**Short problem**
Below are the records; copy each line in them that holds the word "Донской".

# # #

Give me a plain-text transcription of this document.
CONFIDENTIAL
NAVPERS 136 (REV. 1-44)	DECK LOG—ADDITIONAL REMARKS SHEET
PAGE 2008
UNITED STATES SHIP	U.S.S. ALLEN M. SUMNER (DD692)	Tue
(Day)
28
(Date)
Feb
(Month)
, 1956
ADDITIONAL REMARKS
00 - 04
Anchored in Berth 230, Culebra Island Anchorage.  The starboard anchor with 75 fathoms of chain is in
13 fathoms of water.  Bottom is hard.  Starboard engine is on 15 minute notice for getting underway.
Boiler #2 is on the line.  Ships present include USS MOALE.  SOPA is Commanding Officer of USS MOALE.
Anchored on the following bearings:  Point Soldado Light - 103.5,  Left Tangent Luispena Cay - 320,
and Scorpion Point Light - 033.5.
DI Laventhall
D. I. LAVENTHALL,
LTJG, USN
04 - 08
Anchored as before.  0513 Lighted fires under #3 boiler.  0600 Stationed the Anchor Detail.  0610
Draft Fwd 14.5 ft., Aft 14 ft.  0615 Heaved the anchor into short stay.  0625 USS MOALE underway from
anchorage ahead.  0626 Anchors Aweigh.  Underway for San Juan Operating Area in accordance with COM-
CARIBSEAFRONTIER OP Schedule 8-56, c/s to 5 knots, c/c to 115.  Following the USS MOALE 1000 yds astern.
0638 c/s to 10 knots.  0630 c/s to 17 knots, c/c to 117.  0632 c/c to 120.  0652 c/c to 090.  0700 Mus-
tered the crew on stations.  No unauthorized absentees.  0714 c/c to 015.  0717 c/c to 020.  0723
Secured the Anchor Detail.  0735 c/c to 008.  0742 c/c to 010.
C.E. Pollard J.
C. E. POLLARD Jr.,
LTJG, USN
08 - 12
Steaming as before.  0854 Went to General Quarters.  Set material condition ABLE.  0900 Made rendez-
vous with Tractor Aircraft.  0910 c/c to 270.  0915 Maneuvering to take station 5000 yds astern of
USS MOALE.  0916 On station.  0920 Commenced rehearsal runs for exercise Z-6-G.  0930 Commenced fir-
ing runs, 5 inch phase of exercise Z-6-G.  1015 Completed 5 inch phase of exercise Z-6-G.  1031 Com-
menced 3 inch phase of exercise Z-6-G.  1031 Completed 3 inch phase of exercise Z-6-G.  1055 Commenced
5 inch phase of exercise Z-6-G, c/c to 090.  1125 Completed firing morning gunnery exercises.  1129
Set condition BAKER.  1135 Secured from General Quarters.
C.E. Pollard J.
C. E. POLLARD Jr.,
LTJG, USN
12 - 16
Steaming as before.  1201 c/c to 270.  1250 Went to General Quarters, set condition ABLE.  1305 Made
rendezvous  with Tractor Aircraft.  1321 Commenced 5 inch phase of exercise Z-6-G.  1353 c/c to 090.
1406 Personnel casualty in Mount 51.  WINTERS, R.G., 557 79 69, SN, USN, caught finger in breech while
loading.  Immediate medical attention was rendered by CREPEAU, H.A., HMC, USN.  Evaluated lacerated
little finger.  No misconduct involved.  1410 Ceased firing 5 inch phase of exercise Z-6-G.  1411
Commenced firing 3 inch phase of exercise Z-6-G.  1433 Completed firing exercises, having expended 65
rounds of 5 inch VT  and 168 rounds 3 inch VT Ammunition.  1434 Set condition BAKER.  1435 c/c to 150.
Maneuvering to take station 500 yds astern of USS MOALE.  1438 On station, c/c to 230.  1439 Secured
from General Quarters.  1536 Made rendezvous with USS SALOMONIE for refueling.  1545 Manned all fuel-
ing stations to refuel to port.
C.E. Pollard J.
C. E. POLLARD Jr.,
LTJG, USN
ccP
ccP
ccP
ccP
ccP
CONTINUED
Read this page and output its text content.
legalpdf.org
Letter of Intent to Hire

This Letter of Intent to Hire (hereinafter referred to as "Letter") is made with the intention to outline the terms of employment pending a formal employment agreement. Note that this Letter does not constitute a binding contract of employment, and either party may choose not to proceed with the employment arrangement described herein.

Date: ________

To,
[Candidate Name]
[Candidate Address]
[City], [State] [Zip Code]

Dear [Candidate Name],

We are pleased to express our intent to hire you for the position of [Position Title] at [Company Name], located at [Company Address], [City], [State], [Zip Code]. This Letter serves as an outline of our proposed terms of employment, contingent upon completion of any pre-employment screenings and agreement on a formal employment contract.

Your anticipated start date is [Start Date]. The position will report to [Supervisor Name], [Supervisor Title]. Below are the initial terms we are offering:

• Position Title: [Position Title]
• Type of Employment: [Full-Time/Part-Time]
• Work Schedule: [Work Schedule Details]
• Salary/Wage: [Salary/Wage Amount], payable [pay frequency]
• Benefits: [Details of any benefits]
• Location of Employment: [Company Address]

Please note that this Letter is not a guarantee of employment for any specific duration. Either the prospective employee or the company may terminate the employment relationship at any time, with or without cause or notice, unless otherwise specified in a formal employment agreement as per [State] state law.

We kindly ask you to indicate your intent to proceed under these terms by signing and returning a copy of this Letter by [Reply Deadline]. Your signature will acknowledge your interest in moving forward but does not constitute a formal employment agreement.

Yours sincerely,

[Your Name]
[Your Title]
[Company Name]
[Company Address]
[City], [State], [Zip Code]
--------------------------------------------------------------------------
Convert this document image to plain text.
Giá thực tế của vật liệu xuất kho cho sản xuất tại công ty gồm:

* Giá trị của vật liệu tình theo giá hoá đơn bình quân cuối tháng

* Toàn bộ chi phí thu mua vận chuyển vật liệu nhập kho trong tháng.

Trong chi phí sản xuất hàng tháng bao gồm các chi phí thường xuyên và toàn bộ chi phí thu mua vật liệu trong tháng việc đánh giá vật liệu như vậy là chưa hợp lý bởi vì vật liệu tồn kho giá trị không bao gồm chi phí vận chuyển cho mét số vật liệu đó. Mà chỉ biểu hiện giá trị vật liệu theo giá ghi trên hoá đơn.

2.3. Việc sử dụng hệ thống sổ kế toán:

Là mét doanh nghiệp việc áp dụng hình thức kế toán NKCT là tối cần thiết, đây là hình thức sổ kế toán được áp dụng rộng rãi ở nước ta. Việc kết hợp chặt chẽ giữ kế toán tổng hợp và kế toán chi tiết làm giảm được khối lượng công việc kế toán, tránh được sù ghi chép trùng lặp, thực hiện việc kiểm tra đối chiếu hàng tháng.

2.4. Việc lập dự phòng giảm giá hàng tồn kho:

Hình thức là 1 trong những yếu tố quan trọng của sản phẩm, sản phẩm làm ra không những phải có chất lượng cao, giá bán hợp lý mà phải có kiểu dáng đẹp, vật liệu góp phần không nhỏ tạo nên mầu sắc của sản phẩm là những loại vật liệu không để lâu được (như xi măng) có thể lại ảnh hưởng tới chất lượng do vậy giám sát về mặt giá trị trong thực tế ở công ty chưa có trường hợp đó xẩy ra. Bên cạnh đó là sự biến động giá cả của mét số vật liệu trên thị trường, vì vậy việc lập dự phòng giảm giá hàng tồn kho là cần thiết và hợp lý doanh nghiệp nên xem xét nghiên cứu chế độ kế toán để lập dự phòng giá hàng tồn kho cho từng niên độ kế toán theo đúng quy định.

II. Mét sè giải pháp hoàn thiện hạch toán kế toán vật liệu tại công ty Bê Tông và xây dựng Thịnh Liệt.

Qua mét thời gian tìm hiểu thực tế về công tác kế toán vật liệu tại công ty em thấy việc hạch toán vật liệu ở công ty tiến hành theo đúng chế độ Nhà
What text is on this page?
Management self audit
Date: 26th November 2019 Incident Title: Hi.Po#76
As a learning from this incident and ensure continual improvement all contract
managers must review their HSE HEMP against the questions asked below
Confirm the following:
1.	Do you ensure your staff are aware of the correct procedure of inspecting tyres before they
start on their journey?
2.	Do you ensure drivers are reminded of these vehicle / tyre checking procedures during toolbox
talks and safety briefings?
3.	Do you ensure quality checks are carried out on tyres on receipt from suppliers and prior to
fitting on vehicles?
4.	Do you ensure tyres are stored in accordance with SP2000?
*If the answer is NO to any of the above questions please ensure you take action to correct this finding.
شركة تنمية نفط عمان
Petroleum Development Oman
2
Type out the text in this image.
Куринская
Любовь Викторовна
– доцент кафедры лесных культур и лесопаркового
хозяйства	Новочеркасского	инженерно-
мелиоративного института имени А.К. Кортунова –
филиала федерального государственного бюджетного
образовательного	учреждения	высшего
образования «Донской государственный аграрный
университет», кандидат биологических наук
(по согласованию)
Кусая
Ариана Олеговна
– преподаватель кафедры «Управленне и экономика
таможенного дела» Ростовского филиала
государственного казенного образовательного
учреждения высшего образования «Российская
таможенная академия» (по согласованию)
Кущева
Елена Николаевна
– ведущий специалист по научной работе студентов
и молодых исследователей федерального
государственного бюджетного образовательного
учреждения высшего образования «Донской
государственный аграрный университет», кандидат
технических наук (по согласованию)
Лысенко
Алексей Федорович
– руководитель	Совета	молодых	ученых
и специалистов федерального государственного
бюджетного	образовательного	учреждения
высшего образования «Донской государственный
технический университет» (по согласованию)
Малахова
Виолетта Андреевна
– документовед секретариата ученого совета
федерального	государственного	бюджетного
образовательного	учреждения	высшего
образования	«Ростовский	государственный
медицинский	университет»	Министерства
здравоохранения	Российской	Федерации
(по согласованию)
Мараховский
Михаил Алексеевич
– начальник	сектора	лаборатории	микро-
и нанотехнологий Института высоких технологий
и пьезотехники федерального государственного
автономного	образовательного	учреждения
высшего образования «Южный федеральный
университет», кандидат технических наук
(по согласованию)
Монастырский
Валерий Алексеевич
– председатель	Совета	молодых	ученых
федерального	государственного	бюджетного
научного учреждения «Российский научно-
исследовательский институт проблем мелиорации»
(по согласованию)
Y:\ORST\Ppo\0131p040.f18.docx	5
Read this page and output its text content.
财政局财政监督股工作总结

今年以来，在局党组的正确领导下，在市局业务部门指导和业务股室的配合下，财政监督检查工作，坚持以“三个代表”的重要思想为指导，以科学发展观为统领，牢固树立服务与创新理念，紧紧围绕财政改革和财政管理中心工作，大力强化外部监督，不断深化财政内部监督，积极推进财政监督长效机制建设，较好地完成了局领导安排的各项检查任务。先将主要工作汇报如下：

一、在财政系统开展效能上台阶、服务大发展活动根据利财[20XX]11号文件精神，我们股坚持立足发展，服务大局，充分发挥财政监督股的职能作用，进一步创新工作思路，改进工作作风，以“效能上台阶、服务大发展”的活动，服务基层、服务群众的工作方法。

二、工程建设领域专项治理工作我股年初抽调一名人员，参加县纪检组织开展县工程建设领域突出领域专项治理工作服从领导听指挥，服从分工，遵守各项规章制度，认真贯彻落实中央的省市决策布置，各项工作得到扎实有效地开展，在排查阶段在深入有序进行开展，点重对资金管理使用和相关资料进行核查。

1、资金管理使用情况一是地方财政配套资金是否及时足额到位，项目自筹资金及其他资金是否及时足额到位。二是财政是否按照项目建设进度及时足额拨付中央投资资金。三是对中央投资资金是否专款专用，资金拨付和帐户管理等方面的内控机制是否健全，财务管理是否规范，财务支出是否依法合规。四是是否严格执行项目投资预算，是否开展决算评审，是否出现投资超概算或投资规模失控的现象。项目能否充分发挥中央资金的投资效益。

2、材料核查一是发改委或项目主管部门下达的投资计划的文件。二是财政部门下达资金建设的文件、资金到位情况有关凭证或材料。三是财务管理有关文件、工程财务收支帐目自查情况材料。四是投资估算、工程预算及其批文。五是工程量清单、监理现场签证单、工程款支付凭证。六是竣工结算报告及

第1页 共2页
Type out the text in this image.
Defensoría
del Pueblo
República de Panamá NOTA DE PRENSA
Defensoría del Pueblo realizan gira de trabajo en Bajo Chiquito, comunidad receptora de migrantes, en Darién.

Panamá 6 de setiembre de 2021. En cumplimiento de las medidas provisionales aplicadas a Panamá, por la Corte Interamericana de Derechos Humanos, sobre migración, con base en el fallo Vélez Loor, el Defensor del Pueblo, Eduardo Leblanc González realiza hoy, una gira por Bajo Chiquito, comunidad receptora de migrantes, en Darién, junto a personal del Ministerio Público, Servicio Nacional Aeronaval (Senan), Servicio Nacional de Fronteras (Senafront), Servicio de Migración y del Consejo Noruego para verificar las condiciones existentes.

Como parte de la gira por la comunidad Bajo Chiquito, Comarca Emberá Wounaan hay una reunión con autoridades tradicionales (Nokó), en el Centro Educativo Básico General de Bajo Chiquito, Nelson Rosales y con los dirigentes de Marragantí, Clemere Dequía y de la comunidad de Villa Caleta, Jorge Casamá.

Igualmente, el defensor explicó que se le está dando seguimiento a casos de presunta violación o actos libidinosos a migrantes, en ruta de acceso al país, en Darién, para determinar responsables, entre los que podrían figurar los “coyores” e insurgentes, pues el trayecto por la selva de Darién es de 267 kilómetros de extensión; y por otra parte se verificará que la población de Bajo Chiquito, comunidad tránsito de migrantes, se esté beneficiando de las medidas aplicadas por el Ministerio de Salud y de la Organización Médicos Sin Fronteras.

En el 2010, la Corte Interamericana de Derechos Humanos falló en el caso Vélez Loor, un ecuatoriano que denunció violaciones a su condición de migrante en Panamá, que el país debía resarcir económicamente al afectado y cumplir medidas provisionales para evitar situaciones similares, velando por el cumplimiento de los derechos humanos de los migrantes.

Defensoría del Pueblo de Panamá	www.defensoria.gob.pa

# # #

**Finished task**
образования «Донской государственный аграрный
учреждения высшего образования «Донской
высшего образования «Донской государственный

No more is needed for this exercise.